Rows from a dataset
::::::::::
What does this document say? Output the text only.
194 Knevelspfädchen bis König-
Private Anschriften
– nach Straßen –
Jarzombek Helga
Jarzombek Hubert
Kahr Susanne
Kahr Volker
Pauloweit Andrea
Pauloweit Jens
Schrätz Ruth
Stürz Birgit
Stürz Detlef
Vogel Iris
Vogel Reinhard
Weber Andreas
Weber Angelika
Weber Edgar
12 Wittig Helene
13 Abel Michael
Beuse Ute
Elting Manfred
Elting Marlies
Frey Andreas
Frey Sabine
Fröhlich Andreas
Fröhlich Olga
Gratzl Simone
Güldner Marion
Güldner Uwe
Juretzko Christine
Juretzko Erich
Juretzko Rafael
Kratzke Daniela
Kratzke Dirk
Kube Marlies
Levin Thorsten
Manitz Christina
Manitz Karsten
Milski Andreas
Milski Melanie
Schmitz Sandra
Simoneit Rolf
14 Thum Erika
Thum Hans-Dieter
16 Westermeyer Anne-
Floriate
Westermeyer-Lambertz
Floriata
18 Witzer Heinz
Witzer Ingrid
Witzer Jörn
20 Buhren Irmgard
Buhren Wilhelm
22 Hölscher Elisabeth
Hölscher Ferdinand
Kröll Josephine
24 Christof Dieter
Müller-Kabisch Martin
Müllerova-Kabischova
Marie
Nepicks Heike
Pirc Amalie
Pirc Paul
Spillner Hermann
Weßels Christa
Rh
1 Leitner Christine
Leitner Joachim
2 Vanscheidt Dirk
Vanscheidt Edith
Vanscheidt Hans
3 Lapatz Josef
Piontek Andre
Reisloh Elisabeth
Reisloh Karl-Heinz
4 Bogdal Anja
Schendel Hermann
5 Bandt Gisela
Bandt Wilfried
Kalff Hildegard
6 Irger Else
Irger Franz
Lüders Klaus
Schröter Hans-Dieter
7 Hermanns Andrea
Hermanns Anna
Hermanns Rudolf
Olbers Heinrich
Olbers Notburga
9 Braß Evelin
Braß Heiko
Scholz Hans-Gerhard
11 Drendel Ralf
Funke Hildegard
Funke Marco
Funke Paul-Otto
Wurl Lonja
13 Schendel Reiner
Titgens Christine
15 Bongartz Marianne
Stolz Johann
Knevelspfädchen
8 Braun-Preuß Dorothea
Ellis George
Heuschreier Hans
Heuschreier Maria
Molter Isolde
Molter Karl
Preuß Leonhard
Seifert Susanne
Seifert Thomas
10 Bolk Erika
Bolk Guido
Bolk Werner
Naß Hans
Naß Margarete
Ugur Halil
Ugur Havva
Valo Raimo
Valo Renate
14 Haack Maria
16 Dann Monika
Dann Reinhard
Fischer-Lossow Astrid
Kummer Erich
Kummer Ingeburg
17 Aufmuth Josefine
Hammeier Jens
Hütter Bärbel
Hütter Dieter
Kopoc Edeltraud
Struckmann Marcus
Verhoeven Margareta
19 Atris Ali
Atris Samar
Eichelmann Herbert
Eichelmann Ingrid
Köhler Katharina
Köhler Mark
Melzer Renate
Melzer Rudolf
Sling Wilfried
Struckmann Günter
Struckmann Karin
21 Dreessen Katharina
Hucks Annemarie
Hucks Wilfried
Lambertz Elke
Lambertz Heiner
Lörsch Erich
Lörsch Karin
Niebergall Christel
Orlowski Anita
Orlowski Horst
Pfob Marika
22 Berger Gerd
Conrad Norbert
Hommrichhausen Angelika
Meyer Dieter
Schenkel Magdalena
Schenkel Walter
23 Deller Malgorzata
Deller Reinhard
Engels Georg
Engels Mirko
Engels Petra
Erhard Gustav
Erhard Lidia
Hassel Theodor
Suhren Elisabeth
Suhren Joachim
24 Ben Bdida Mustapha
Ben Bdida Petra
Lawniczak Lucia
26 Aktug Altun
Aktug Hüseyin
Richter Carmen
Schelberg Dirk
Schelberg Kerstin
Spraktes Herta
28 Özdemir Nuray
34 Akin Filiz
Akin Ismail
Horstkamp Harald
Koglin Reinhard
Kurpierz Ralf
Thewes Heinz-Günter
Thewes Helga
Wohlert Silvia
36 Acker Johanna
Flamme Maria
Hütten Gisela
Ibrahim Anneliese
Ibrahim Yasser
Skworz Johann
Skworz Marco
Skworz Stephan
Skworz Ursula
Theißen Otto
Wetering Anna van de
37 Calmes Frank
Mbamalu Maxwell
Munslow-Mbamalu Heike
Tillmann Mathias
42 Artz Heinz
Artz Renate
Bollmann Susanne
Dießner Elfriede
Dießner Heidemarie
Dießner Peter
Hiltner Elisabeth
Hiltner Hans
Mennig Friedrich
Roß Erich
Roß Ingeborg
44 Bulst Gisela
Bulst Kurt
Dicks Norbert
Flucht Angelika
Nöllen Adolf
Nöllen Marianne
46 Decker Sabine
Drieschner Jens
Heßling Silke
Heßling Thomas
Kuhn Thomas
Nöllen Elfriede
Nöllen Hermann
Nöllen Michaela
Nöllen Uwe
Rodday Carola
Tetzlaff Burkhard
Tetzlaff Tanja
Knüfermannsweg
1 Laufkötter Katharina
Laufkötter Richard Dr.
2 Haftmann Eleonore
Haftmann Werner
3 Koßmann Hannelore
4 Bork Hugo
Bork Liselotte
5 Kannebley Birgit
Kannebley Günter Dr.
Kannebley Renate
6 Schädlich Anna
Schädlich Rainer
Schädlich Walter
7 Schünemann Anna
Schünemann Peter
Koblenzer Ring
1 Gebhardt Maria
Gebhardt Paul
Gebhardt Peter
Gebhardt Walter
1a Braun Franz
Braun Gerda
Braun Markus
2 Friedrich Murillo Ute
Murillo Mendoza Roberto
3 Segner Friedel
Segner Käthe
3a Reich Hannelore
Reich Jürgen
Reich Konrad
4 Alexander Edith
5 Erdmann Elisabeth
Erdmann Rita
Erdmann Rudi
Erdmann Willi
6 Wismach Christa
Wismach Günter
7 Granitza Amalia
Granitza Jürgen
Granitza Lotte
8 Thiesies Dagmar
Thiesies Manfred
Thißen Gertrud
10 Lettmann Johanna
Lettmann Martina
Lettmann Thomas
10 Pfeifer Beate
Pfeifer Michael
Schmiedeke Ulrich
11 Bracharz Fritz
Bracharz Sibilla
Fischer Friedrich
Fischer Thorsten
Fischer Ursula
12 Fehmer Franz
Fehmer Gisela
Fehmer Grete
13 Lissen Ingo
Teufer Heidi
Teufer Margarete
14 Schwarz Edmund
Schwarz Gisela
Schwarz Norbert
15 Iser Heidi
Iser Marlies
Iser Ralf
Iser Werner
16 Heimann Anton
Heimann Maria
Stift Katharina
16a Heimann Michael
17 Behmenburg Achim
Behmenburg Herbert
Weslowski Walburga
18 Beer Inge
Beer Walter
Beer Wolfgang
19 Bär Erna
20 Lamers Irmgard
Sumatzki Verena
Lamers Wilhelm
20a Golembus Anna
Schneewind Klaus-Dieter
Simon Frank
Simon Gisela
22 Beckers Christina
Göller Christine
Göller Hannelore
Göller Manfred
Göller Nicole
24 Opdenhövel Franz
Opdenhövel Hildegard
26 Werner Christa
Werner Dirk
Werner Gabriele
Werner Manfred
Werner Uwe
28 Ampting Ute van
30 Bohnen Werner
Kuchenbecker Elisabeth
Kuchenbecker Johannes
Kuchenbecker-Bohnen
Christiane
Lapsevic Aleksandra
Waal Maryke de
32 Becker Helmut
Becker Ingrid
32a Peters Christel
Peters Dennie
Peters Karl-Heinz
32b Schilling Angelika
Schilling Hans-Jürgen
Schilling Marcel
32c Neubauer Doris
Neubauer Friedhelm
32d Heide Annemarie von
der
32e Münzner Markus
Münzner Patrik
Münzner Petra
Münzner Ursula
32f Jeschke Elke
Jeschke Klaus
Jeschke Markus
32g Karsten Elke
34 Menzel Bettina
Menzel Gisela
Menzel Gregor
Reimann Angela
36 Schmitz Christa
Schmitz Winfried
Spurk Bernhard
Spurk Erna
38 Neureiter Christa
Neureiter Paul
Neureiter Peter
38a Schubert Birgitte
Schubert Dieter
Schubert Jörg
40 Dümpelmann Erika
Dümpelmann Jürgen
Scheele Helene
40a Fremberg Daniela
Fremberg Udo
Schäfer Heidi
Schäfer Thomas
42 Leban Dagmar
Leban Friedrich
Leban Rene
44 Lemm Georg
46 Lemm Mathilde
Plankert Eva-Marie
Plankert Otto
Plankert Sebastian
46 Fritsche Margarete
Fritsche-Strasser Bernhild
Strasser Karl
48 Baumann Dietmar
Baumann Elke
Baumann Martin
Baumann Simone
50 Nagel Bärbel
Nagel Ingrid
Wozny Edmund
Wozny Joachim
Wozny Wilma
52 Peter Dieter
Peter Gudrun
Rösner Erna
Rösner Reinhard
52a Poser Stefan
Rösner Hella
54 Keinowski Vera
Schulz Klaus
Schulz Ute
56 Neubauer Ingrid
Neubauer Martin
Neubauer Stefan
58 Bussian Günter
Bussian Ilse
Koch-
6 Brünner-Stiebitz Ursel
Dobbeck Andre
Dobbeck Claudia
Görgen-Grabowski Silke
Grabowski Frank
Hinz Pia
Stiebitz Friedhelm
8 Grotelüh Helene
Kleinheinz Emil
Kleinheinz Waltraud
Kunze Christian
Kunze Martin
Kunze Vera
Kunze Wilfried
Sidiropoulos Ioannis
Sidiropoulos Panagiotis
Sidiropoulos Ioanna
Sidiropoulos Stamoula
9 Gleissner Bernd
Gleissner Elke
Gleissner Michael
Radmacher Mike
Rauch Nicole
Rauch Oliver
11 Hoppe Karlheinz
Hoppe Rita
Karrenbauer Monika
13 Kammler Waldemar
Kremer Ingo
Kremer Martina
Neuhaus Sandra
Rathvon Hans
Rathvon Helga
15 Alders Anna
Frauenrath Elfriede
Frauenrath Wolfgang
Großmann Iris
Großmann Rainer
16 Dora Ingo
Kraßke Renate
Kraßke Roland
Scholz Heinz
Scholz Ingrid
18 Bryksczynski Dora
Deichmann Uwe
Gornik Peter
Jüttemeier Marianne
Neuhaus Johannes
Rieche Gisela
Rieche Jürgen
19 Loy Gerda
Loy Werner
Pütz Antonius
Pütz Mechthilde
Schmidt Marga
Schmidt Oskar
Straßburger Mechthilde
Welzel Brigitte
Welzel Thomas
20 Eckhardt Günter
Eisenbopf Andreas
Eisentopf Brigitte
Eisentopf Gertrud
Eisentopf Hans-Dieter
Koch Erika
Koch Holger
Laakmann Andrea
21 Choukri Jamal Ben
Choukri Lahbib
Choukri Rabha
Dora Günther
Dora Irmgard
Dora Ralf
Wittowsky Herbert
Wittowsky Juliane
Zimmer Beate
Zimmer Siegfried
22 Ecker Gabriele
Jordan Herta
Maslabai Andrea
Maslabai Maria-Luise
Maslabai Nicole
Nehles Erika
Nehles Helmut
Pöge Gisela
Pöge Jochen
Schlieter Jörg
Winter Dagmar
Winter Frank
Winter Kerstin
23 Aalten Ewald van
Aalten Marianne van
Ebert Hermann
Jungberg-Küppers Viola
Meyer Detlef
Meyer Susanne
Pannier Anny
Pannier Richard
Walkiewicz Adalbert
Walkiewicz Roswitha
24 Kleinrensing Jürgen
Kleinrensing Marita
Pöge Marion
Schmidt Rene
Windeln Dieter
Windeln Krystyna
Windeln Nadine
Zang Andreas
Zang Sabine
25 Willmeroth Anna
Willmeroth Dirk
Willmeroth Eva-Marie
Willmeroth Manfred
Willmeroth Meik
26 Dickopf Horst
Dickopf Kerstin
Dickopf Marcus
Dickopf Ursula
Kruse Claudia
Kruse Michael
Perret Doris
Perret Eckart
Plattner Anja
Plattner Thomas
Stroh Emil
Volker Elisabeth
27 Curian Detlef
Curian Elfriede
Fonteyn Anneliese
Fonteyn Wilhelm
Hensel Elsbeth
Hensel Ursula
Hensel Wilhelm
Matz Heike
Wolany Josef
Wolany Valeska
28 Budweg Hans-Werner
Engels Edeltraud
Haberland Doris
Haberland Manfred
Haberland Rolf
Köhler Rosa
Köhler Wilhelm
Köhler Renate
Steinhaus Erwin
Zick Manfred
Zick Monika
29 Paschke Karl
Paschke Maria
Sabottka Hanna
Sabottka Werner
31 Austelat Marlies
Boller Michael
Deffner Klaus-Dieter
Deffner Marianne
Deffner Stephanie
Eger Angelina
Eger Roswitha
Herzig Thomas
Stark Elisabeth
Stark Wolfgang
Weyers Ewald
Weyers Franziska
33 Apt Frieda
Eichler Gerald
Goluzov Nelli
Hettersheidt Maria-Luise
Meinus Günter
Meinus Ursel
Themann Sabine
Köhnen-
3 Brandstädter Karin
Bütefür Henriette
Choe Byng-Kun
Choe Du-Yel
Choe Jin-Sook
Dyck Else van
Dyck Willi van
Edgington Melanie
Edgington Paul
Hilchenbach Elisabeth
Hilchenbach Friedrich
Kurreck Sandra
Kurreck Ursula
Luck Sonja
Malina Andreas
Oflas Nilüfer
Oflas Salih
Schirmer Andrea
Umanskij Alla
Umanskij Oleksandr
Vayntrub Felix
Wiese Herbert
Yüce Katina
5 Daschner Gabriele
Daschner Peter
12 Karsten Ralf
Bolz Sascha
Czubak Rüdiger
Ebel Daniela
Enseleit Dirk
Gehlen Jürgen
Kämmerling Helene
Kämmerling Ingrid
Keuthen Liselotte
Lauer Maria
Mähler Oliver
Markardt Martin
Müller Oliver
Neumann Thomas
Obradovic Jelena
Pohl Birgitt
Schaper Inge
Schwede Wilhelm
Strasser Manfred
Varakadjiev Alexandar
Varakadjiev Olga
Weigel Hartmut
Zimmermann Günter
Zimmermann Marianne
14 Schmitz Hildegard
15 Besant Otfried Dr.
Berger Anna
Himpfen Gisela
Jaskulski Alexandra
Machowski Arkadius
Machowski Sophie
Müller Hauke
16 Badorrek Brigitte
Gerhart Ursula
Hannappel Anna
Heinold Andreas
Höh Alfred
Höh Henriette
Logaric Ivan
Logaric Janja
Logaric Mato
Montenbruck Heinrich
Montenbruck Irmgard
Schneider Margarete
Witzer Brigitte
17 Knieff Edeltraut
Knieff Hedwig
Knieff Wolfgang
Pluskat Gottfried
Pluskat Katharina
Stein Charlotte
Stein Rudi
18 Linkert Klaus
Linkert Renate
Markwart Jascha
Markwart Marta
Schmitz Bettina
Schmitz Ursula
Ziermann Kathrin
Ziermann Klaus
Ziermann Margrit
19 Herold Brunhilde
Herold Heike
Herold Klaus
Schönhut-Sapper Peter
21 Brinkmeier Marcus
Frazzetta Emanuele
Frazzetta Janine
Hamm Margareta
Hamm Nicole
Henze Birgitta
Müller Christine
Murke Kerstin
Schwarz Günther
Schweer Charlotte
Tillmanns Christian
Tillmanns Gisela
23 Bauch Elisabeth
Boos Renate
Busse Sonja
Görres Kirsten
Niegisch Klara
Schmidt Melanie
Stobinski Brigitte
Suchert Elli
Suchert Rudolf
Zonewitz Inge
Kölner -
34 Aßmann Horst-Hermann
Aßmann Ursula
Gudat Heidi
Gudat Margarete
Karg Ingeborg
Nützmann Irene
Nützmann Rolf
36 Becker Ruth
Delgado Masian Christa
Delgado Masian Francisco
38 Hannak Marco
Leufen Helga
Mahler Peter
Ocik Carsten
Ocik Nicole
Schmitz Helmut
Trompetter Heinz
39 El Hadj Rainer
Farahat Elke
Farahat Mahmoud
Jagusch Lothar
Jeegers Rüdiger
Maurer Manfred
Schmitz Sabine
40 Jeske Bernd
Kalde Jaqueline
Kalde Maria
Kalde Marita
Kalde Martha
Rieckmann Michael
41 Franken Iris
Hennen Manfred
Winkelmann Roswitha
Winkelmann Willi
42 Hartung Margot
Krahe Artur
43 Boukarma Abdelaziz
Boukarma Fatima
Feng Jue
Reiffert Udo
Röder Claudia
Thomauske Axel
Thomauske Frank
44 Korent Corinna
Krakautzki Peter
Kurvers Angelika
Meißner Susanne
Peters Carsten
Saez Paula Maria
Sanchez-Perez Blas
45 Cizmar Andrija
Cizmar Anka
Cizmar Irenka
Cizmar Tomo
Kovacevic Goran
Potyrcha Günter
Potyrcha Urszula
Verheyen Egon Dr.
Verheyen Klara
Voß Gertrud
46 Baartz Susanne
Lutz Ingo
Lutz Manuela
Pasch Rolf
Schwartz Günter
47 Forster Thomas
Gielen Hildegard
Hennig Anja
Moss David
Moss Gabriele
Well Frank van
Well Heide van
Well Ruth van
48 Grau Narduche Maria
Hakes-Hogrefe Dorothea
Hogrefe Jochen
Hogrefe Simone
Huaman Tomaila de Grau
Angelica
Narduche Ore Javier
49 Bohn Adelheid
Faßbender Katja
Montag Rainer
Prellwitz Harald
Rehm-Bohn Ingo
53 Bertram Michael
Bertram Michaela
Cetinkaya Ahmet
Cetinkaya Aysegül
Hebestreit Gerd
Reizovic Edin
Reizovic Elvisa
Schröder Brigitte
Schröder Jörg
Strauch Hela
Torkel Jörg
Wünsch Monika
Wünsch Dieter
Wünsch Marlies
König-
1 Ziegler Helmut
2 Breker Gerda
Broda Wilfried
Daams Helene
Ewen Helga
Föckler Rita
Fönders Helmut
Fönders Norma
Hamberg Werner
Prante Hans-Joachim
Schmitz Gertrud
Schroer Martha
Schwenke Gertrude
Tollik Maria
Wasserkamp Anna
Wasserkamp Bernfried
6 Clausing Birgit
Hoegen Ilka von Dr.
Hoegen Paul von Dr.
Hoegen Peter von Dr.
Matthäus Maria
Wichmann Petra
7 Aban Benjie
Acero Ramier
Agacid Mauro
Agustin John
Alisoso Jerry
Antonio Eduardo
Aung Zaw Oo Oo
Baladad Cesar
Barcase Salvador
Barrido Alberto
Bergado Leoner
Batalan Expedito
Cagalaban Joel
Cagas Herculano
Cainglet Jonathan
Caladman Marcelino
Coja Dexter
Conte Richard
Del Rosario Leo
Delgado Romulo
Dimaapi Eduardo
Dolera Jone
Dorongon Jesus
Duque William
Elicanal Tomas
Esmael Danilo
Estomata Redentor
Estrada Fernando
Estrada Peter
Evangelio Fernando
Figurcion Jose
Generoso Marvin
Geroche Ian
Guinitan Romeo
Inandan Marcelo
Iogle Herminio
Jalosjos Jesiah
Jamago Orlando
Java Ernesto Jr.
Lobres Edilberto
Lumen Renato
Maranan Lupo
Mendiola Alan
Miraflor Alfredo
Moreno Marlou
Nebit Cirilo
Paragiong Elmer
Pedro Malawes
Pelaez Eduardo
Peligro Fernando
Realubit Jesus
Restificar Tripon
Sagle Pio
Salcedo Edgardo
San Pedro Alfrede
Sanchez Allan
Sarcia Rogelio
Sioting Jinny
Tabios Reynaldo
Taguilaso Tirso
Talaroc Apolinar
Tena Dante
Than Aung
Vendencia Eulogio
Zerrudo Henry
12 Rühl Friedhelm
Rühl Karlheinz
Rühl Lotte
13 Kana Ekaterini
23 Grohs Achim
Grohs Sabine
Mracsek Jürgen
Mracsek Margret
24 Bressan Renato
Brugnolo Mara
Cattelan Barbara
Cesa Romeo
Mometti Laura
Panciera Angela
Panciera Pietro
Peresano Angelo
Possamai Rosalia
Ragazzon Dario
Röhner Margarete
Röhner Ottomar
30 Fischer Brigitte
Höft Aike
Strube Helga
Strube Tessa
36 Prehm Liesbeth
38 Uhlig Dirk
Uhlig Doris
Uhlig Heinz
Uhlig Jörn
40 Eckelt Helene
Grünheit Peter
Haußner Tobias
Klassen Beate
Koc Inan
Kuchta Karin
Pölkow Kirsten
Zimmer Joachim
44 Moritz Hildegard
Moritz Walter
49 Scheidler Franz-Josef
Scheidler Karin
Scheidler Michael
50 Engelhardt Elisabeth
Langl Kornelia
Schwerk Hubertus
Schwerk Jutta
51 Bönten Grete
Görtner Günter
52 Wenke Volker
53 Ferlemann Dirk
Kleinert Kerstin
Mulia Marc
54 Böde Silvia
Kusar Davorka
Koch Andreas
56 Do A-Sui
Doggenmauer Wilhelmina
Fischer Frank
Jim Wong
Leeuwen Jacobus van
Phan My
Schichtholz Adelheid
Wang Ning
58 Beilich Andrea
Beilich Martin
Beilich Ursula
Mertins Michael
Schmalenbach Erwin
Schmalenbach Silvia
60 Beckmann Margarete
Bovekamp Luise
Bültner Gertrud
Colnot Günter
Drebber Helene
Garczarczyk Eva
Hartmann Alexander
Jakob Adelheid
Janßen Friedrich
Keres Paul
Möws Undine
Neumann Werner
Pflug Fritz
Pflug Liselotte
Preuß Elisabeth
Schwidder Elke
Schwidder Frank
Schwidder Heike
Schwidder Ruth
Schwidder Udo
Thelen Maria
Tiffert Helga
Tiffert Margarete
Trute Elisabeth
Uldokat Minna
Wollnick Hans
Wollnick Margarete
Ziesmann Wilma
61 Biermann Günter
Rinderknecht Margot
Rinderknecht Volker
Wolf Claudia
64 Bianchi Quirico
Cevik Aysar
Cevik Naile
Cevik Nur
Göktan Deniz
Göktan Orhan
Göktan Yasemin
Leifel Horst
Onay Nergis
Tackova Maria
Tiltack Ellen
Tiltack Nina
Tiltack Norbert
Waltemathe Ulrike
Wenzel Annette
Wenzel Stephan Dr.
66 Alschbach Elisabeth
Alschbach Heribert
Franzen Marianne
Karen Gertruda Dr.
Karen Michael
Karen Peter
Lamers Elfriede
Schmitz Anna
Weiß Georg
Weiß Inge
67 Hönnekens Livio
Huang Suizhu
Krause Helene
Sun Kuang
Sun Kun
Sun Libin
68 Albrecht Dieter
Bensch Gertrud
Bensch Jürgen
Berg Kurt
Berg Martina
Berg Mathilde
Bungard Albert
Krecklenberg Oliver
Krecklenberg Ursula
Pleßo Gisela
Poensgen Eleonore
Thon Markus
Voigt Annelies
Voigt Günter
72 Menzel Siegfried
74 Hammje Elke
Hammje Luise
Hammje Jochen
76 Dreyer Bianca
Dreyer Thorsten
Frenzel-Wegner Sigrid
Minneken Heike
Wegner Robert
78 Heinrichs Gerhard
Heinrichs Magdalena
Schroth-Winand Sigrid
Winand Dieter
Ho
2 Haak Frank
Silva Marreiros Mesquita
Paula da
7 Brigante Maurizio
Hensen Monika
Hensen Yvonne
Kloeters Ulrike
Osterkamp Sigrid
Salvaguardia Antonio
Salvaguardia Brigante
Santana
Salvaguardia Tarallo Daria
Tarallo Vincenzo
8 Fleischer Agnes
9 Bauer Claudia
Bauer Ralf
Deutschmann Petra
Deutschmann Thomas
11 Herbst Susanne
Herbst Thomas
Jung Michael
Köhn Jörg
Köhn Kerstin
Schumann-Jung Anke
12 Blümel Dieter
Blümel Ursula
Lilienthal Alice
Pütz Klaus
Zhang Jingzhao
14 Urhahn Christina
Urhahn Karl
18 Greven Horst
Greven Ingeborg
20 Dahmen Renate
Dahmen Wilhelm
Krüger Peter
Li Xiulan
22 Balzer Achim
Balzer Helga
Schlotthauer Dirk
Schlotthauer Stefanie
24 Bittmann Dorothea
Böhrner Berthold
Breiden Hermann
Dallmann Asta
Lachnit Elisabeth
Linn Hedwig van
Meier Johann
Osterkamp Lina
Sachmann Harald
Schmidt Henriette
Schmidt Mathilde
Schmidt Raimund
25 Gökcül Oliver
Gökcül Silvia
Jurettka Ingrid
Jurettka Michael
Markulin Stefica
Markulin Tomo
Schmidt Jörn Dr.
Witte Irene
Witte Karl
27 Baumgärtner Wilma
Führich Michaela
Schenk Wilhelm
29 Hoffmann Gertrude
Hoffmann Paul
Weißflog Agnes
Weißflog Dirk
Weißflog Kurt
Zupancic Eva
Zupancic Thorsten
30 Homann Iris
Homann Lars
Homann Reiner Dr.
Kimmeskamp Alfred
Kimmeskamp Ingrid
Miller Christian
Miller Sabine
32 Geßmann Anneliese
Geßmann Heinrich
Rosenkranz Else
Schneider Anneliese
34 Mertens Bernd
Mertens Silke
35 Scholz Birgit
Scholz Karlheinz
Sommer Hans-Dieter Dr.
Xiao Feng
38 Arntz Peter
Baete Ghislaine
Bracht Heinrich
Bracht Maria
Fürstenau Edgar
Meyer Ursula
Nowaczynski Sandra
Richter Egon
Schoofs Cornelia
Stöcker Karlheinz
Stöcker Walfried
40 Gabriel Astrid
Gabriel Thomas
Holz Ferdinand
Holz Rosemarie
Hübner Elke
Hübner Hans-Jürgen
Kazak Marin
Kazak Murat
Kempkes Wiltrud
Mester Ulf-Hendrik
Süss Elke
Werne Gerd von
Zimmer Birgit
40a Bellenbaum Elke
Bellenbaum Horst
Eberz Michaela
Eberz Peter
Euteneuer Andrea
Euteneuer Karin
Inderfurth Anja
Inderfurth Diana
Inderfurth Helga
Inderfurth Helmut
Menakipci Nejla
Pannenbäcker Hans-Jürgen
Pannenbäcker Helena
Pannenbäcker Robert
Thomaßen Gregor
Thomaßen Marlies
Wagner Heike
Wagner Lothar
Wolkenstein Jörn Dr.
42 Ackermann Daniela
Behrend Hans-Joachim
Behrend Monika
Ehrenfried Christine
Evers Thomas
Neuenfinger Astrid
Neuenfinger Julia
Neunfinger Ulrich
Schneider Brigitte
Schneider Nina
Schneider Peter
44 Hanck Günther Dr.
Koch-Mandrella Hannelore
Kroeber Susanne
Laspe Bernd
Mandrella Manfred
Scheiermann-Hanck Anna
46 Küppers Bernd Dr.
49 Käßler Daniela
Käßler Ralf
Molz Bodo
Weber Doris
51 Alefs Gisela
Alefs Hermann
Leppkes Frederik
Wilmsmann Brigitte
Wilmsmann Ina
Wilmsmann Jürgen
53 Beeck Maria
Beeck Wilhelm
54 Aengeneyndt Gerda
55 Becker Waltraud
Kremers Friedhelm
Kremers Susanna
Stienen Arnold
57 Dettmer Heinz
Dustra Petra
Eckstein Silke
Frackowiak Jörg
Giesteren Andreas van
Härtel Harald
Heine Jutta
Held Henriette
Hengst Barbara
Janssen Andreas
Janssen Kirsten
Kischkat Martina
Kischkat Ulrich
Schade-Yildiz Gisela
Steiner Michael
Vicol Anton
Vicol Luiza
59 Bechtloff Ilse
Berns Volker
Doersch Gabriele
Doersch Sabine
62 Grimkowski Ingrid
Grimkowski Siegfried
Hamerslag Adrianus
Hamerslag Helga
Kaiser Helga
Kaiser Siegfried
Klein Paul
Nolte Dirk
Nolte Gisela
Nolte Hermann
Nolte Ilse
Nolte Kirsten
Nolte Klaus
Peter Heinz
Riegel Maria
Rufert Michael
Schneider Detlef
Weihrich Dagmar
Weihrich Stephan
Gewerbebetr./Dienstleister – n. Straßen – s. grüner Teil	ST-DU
::::::::::
_WRITTEN TASK_.
Where a line above contains the word "Charlotte", copy that line.

_THE REPLY_.
Stein Charlotte
Schweer Charlotte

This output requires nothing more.